→ What the task requires:
Filter the records for lines holding the string "color".

→ Raw data:
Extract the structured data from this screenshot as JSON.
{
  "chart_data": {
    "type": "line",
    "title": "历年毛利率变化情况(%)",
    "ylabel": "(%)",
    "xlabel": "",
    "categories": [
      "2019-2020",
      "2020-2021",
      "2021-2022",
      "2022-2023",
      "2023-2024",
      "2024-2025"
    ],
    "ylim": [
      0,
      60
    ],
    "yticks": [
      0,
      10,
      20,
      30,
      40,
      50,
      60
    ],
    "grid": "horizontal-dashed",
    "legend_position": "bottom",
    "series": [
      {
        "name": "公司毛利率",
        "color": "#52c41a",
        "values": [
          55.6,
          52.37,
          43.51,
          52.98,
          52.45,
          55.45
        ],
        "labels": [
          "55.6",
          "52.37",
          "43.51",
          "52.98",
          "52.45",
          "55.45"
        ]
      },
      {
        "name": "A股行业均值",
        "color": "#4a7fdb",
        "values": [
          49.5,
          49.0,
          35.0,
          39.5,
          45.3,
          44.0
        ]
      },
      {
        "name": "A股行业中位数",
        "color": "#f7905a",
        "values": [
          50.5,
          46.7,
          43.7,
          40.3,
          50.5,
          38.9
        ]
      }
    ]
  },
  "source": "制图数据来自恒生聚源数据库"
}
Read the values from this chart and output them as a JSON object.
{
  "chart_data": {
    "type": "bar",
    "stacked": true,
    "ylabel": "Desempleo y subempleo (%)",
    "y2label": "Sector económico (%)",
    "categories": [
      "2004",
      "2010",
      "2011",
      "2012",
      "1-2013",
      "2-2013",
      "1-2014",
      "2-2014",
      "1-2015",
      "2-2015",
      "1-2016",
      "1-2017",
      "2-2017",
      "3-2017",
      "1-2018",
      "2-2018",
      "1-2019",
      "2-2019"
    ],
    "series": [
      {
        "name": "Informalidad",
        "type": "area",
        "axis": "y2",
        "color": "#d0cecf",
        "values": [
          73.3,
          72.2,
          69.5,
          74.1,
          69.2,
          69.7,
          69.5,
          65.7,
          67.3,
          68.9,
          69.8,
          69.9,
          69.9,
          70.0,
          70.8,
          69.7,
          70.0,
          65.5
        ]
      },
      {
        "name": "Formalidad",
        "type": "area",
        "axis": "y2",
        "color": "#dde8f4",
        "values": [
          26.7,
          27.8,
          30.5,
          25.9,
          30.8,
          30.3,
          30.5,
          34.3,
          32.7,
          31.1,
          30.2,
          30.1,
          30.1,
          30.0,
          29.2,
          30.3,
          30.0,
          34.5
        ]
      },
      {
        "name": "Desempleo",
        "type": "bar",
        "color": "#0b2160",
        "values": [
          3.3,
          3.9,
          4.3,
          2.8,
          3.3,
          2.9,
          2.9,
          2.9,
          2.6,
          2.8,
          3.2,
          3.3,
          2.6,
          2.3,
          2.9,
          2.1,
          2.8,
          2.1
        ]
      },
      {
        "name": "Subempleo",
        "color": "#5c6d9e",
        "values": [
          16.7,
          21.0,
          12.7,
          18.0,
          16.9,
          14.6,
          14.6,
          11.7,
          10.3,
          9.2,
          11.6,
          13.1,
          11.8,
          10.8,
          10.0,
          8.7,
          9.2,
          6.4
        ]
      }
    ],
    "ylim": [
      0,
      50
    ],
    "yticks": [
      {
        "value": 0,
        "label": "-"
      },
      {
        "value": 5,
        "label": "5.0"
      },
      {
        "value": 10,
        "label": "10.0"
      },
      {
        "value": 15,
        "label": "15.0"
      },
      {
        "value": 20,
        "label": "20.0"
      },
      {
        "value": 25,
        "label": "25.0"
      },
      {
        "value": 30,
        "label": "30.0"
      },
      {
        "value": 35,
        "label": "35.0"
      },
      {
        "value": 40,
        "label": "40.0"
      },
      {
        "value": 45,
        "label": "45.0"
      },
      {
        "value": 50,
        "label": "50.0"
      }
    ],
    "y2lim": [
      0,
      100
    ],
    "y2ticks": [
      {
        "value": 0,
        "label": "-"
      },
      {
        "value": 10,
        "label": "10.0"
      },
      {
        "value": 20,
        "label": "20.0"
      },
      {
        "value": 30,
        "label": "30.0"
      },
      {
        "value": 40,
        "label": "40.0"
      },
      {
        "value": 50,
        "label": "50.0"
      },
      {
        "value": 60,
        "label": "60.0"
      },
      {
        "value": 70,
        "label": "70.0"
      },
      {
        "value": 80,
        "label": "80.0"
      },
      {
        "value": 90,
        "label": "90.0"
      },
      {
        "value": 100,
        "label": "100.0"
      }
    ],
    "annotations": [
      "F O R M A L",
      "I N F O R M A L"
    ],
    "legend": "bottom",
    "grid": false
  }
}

→ Completed exercise:
        "color": "#52c41a",
        "color": "#4a7fdb",
        "color": "#f7905a",
        "color": "#d0cecf",
        "color": "#dde8f4",
        "color": "#0b2160",
        "color": "#5c6d9e",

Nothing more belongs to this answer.